───── DATASET RECORDS

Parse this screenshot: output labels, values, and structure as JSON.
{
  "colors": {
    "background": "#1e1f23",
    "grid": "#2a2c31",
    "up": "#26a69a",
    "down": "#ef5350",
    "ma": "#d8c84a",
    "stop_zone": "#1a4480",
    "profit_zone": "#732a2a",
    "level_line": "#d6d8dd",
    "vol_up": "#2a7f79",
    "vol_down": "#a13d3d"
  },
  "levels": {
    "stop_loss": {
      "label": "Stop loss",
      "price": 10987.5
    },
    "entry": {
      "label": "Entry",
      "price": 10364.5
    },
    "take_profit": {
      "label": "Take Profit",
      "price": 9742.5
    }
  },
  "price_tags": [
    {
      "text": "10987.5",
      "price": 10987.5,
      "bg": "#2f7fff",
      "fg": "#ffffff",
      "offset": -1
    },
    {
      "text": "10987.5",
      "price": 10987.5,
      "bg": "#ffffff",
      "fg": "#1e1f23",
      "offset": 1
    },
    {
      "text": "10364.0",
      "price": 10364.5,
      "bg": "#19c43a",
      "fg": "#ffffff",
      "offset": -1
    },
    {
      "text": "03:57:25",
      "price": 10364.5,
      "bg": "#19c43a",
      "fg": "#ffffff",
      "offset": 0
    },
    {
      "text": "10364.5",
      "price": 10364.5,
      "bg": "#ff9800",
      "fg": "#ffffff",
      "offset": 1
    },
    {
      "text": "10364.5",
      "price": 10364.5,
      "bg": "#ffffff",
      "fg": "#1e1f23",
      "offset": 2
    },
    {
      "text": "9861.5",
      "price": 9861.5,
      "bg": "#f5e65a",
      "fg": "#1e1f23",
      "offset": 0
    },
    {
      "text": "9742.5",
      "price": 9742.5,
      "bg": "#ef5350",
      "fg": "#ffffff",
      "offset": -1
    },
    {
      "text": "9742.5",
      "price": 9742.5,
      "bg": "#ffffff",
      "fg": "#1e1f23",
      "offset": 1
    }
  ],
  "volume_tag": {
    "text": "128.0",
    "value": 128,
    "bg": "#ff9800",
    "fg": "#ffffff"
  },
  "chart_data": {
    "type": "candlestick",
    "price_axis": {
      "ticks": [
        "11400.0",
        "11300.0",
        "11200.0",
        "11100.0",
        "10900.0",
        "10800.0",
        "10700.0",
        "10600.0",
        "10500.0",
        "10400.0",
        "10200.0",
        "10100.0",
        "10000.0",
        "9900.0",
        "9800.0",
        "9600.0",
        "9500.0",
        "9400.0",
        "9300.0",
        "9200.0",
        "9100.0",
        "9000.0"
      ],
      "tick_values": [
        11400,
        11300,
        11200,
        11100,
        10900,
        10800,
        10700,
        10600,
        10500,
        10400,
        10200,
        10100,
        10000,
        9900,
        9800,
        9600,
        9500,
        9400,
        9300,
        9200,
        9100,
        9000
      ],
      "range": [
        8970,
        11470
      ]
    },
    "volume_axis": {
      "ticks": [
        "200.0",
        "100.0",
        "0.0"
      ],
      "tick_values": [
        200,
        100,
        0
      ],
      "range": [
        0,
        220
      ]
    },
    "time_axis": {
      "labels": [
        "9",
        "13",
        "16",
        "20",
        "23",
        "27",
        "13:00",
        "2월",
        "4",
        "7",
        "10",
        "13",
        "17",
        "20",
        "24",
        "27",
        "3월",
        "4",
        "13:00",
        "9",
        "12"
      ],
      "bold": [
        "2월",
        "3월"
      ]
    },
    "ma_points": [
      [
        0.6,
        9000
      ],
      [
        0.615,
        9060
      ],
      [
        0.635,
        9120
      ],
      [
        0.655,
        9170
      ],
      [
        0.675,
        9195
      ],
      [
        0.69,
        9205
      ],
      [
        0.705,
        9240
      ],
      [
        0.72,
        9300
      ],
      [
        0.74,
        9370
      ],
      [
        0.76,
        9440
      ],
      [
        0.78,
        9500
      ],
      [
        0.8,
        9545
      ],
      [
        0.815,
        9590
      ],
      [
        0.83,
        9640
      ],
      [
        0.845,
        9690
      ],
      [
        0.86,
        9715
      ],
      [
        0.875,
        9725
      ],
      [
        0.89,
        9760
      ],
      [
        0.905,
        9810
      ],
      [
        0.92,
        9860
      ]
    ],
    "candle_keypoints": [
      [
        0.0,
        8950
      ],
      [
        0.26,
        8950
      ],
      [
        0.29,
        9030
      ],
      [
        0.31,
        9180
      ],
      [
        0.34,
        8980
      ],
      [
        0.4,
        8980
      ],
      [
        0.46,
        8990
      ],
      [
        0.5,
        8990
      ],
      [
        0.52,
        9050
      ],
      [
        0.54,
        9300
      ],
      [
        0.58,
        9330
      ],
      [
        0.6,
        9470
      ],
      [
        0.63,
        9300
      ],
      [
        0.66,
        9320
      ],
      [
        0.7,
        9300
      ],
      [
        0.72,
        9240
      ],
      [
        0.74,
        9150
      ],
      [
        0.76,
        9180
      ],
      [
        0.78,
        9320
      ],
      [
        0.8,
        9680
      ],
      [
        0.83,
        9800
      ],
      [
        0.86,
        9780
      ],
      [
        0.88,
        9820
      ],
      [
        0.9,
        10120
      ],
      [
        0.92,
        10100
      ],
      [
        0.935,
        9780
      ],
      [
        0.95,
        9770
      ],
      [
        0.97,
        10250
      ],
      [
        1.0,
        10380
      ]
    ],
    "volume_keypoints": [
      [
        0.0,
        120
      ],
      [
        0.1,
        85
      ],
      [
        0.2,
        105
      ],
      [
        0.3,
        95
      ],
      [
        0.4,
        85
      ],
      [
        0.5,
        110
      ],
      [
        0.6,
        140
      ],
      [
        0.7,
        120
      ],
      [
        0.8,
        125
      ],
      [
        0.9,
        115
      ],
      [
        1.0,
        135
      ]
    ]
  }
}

──────────

§ **WRITTEN PROBLEM**
Extract the complete listing verbatim.

§ **THE REPLY**
Parse this screenshot: output labels, values, and structure as JSON.
{
  "colors": {
    "background": "#1e1f23",
    "grid": "#2a2c31",
    "up": "#26a69a",
    "down": "#ef5350",
    "ma": "#d8c84a",
    "stop_zone": "#1a4480",
    "profit_zone": "#732a2a",
    "level_line": "#d6d8dd",
    "vol_up": "#2a7f79",
    "vol_down": "#a13d3d"
  },
  "levels": {
    "stop_loss": {
      "label": "Stop loss",
      "price": 10987.5
    },
    "entry": {
      "label": "Entry",
      "price": 10364.5
    },
    "take_profit": {
      "label": "Take Profit",
      "price": 9742.5
    }
  },
  "price_tags": [
    {
      "text": "10987.5",
      "price": 10987.5,
      "bg": "#2f7fff",
      "fg": "#ffffff",
      "offset": -1
    },
    {
      "text": "10987.5",
      "price": 10987.5,
      "bg": "#ffffff",
      "fg": "#1e1f23",
      "offset": 1
    },
    {
      "text": "10364.0",
      "price": 10364.5,
      "bg": "#19c43a",
      "fg": "#ffffff",
      "offset": -1
    },
    {
      "text": "03:57:25",
      "price": 10364.5,
      "bg": "#19c43a",
      "fg": "#ffffff",
      "offset": 0
    },
    {
      "text": "10364.5",
      "price": 10364.5,
      "bg": "#ff9800",
      "fg": "#ffffff",
      "offset": 1
    },
    {
      "text": "10364.5",
      "price": 10364.5,
      "bg": "#ffffff",
      "fg": "#1e1f23",
      "offset": 2
    },
    {
      "text": "9861.5",
      "price": 9861.5,
      "bg": "#f5e65a",
      "fg": "#1e1f23",
      "offset": 0
    },
    {
      "text": "9742.5",
      "price": 9742.5,
      "bg": "#ef5350",
      "fg": "#ffffff",
      "offset": -1
    },
    {
      "text": "9742.5",
      "price": 9742.5,
      "bg": "#ffffff",
      "fg": "#1e1f23",
      "offset": 1
    }
  ],
  "volume_tag": {
    "text": "128.0",
    "value": 128,
    "bg": "#ff9800",
    "fg": "#ffffff"
  },
  "chart_data": {
    "type": "candlestick",
    "price_axis": {
      "ticks": [
        "11400.0",
        "11300.0",
        "11200.0",
        "11100.0",
        "10900.0",
        "10800.0",
        "10700.0",
        "10600.0",
        "10500.0",
        "10400.0",
        "10200.0",
        "10100.0",
        "10000.0",
        "9900.0",
        "9800.0",
        "9600.0",
        "9500.0",
        "9400.0",
        "9300.0",
        "9200.0",
        "9100.0",
        "9000.0"
      ],
      "tick_values": [
        11400,
        11300,
        11200,
        11100,
        10900,
        10800,
        10700,
        10600,
        10500,
        10400,
        10200,
        10100,
        10000,
        9900,
        9800,
        9600,
        9500,
        9400,
        9300,
        9200,
        9100,
        9000
      ],
      "range": [
        8970,
        11470
      ]
    },
    "volume_axis": {
      "ticks": [
        "200.0",
        "100.0",
        "0.0"
      ],
      "tick_values": [
        200,
        100,
        0
      ],
      "range": [
        0,
        220
      ]
    },
    "time_axis": {
      "labels": [
        "9",
        "13",
        "16",
        "20",
        "23",
        "27",
        "13:00",
        "2월",
        "4",
        "7",
        "10",
        "13",
        "17",
        "20",
        "24",
        "27",
        "3월",
        "4",
        "13:00",
        "9",
        "12"
      ],
      "bold": [
        "2월",
        "3월"
      ]
    },
    "ma_points": [
      [
        0.6,
        9000
      ],
      [
        0.615,
        9060
      ],
      [
        0.635,
        9120
      ],
      [
        0.655,
        9170
      ],
      [
        0.675,
        9195
      ],
      [
        0.69,
        9205
      ],
      [
        0.705,
        9240
      ],
      [
        0.72,
        9300
      ],
      [
        0.74,
        9370
      ],
      [
        0.76,
        9440
      ],
      [
        0.78,
        9500
      ],
      [
        0.8,
        9545
      ],
      [
        0.815,
        9590
      ],
      [
        0.83,
        9640
      ],
      [
        0.845,
        9690
      ],
      [
        0.86,
        9715
      ],
      [
        0.875,
        9725
      ],
      [
        0.89,
        9760
      ],
      [
        0.905,
        9810
      ],
      [
        0.92,
        9860
      ]
    ],
    "candle_keypoints": [
      [
        0.0,
        8950
      ],
      [
        0.26,
        8950
      ],
      [
        0.29,
        9030
      ],
      [
        0.31,
        9180
      ],
      [
        0.34,
        8980
      ],
      [
        0.4,
        8980
      ],
      [
        0.46,
        8990
      ],
      [
        0.5,
        8990
      ],
      [
        0.52,
        9050
      ],
      [
        0.54,
        9300
      ],
      [
        0.58,
        9330
      ],
      [
        0.6,
        9470
      ],
      [
        0.63,
        9300
      ],
      [
        0.66,
        9320
      ],
      [
        0.7,
        9300
      ],
      [
        0.72,
        9240
      ],
      [
        0.74,
        9150
      ],
      [
        0.76,
        9180
      ],
      [
        0.78,
        9320
      ],
      [
        0.8,
        9680
      ],
      [
        0.83,
        9800
      ],
      [
        0.86,
        9780
      ],
      [
        0.88,
        9820
      ],
      [
        0.9,
        10120
      ],
      [
        0.92,
        10100
      ],
      [
        0.935,
        9780
      ],
      [
        0.95,
        9770
      ],
      [
        0.97,
        10250
      ],
      [
        1.0,
        10380
      ]
    ],
    "volume_keypoints": [
      [
        0.0,
        120
      ],
      [
        0.1,
        85
      ],
      [
        0.2,
        105
      ],
      [
        0.3,
        95
      ],
      [
        0.4,
        85
      ],
      [
        0.5,
        110
      ],
      [
        0.6,
        140
      ],
      [
        0.7,
        120
      ],
      [
        0.8,
        125
      ],
      [
        0.9,
        115
      ],
      [
        1.0,
        135
      ]
    ]
  }
}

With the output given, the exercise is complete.